* STATED TASK: What is the number of lines in these entries that contain "JSON"? State it alone.

Begin

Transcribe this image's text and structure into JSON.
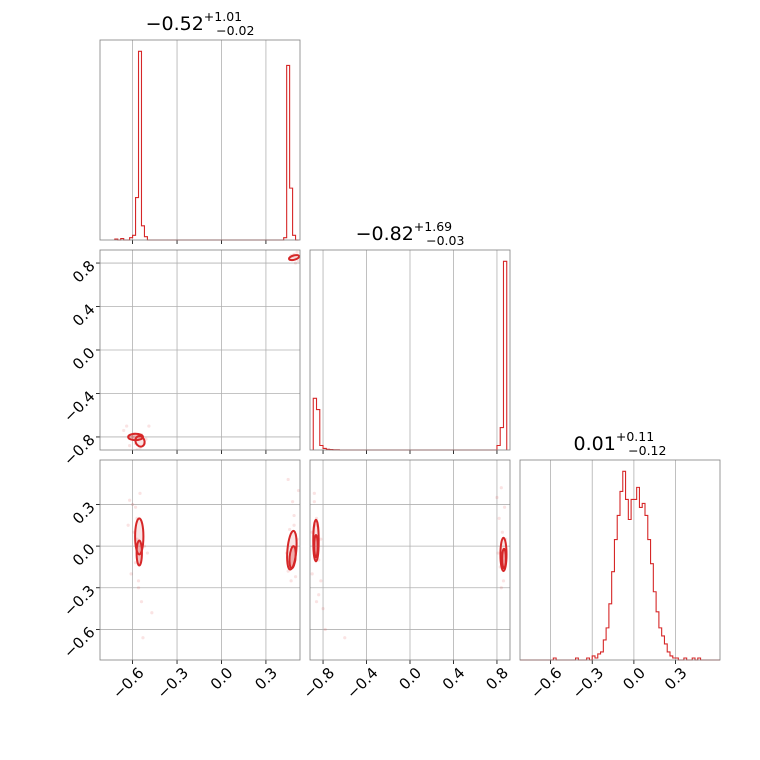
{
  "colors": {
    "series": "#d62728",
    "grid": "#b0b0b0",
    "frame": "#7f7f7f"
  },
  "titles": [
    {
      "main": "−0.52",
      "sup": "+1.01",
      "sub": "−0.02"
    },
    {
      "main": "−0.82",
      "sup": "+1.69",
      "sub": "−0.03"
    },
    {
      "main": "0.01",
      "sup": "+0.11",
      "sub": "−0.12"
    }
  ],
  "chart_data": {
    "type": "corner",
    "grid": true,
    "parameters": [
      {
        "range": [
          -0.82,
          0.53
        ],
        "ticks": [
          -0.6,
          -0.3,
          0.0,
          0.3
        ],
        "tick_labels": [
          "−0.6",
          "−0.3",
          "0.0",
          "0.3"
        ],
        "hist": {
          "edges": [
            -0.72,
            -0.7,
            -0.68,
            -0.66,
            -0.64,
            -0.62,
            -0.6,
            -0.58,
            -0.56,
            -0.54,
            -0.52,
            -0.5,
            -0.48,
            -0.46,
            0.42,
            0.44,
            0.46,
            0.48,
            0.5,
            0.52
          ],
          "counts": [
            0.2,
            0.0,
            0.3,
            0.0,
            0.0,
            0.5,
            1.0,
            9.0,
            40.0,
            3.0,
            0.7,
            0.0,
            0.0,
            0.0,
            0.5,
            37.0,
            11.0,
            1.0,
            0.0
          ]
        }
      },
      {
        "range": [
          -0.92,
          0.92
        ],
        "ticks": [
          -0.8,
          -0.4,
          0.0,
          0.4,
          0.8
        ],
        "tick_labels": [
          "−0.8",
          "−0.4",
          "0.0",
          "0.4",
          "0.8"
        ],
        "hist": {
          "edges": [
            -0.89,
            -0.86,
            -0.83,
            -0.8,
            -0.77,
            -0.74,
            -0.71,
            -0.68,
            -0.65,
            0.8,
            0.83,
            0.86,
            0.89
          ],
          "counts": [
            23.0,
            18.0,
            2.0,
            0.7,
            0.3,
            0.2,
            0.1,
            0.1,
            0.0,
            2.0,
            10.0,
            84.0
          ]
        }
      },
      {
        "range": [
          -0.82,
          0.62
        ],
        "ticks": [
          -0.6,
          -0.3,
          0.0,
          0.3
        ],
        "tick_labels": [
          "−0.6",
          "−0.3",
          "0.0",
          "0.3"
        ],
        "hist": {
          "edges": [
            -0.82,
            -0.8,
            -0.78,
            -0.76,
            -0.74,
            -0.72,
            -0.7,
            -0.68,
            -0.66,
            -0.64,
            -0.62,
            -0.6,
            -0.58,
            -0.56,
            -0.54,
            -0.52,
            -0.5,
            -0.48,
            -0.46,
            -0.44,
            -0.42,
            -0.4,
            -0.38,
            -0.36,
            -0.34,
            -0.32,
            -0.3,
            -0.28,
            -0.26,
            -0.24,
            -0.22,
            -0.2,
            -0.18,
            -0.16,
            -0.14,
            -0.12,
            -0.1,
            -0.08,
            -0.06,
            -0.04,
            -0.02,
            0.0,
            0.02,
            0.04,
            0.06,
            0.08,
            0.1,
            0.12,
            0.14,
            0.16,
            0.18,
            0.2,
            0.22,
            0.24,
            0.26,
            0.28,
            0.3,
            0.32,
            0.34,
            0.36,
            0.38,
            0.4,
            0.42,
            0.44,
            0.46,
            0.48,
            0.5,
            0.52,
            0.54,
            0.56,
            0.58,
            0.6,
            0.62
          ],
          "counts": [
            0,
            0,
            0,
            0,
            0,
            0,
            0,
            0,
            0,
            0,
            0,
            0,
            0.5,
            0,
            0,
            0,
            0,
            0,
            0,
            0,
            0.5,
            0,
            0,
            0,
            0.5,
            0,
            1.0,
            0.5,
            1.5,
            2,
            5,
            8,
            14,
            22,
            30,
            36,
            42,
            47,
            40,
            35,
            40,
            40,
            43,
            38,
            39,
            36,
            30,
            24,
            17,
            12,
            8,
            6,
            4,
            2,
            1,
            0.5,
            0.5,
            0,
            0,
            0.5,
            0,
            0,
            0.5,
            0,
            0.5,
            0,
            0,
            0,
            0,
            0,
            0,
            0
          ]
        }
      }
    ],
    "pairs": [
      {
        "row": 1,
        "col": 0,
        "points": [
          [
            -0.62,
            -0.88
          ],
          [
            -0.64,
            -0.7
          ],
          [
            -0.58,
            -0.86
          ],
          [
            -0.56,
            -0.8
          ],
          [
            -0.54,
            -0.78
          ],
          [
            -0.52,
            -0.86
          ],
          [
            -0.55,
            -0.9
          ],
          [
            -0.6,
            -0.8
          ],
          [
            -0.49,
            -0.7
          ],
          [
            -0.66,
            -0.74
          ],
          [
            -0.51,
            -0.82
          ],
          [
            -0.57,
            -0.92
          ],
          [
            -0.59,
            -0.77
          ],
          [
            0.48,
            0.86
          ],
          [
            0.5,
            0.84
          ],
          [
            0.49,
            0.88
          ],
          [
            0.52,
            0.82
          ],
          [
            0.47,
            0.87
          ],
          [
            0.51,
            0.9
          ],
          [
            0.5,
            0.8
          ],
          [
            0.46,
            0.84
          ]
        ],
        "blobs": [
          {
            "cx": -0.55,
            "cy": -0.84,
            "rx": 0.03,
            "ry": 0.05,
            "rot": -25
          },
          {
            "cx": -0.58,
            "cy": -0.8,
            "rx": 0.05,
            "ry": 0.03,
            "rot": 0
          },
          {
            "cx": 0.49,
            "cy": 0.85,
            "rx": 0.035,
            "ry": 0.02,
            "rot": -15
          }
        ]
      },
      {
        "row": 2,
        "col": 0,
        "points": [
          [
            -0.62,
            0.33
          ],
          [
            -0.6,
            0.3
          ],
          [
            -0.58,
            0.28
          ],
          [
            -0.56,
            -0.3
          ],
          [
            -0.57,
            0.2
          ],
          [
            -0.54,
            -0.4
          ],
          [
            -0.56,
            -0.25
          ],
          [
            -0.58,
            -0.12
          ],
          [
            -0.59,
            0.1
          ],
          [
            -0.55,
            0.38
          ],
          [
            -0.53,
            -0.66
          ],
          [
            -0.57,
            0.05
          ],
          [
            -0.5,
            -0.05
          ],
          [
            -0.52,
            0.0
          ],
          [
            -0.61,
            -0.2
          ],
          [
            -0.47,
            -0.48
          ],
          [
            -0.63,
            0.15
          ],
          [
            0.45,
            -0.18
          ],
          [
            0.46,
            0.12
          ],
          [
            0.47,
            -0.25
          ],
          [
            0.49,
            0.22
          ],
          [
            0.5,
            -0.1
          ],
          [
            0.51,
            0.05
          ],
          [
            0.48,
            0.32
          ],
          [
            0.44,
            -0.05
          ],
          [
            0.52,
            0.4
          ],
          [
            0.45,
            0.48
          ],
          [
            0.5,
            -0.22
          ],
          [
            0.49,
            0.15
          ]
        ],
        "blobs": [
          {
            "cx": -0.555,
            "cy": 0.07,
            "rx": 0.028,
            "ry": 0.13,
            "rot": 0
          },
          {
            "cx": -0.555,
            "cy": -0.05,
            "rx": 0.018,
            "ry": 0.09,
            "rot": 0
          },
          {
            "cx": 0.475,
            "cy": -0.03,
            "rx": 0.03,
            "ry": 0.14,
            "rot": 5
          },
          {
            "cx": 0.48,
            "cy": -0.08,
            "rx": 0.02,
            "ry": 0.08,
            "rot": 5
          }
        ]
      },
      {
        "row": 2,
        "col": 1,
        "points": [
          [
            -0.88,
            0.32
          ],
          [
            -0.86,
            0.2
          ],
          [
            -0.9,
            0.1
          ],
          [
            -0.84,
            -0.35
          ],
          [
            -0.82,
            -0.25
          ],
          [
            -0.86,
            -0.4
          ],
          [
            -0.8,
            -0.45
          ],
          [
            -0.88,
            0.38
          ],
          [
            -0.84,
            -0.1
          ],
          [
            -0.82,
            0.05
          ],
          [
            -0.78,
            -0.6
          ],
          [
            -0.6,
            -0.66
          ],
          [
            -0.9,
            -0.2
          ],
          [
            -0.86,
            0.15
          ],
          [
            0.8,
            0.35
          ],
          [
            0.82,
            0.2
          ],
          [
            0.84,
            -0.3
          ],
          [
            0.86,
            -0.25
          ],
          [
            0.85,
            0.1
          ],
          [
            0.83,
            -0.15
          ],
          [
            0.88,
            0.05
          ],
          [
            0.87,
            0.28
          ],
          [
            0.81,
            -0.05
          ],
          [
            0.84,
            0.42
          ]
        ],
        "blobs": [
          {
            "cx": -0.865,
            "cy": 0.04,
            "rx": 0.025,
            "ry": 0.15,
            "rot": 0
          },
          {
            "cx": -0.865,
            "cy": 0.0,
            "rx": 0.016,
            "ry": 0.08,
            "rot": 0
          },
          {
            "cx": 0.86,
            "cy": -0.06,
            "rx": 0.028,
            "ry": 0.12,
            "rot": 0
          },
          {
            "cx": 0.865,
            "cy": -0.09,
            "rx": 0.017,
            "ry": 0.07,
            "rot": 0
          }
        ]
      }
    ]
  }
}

End
Begin

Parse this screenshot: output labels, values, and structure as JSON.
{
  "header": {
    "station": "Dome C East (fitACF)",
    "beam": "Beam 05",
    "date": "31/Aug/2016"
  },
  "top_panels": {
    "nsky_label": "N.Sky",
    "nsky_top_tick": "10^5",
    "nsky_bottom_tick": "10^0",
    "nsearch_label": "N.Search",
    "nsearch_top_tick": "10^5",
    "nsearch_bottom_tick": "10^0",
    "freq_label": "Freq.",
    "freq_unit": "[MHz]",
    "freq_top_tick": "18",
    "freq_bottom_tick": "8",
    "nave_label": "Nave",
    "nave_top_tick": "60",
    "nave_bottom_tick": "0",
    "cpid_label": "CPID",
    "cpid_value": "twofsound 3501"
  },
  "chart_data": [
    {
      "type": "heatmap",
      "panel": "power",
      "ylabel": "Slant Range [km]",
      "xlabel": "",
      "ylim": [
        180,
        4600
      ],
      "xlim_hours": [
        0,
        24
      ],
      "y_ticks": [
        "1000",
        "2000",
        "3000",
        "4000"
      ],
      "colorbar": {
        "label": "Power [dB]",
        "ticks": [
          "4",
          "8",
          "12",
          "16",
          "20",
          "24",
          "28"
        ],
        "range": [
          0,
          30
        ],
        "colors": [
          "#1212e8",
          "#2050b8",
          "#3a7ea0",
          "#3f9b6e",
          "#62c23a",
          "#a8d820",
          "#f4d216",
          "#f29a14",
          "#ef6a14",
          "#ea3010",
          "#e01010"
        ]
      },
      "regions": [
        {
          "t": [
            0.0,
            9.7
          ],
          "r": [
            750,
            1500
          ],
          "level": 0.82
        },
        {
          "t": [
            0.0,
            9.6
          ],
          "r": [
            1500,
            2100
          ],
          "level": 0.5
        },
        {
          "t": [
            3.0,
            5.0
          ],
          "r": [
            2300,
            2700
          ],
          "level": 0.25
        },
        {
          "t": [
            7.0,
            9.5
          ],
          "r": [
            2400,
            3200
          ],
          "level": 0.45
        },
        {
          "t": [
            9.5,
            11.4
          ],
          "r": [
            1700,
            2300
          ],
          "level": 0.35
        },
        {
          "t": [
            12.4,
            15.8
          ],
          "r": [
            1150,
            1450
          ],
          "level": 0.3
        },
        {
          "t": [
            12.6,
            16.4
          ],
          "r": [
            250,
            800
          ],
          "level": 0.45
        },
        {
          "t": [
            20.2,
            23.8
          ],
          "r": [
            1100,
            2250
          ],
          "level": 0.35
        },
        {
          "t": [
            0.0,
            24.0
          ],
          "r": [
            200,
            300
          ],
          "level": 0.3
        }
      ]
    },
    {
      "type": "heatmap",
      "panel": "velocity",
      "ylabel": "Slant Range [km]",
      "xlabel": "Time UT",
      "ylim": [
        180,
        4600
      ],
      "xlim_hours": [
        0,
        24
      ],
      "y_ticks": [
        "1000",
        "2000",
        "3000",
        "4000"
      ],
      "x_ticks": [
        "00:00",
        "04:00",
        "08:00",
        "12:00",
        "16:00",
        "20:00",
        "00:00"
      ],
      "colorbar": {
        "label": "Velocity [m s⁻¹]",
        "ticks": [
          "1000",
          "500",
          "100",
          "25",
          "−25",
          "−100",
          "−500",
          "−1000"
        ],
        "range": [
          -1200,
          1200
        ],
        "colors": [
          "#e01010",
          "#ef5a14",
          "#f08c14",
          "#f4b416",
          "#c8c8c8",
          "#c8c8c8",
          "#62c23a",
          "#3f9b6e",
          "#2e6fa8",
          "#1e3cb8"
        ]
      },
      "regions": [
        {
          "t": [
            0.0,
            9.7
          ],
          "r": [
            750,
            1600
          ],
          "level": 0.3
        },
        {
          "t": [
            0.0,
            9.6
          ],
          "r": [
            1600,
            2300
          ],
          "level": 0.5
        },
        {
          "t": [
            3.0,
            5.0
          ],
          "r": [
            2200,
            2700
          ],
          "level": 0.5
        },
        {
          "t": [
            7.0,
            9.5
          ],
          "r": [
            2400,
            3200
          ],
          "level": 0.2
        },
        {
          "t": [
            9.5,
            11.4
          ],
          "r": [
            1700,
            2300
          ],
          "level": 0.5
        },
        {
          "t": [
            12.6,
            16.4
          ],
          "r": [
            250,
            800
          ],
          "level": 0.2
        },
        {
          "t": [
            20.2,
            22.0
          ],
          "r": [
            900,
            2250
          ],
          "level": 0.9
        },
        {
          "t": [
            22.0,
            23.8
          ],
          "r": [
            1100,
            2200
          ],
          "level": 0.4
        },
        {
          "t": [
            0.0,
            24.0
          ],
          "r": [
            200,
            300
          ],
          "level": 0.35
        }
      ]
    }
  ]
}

End
Begin

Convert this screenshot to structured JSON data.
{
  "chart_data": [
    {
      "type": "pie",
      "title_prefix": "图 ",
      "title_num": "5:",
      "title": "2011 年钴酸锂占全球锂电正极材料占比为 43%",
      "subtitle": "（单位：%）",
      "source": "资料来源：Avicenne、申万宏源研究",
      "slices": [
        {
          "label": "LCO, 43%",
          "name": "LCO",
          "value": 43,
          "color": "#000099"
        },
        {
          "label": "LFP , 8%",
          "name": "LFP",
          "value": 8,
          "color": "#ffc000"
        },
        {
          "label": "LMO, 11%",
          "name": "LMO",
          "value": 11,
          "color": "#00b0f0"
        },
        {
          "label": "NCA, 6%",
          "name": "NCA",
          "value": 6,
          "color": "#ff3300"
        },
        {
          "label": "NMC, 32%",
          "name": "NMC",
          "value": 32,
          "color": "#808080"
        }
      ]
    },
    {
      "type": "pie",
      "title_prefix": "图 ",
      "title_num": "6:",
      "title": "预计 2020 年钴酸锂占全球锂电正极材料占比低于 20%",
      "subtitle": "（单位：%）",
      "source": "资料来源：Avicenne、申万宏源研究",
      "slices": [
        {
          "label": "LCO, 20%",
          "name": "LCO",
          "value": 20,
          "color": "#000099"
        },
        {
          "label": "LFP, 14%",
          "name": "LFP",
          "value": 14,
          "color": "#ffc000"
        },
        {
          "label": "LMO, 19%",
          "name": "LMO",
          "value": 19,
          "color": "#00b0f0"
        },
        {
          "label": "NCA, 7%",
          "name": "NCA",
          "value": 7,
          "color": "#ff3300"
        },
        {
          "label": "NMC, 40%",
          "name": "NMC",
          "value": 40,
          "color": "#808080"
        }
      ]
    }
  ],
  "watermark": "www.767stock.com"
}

End

* EXERCISE ANSWER: 3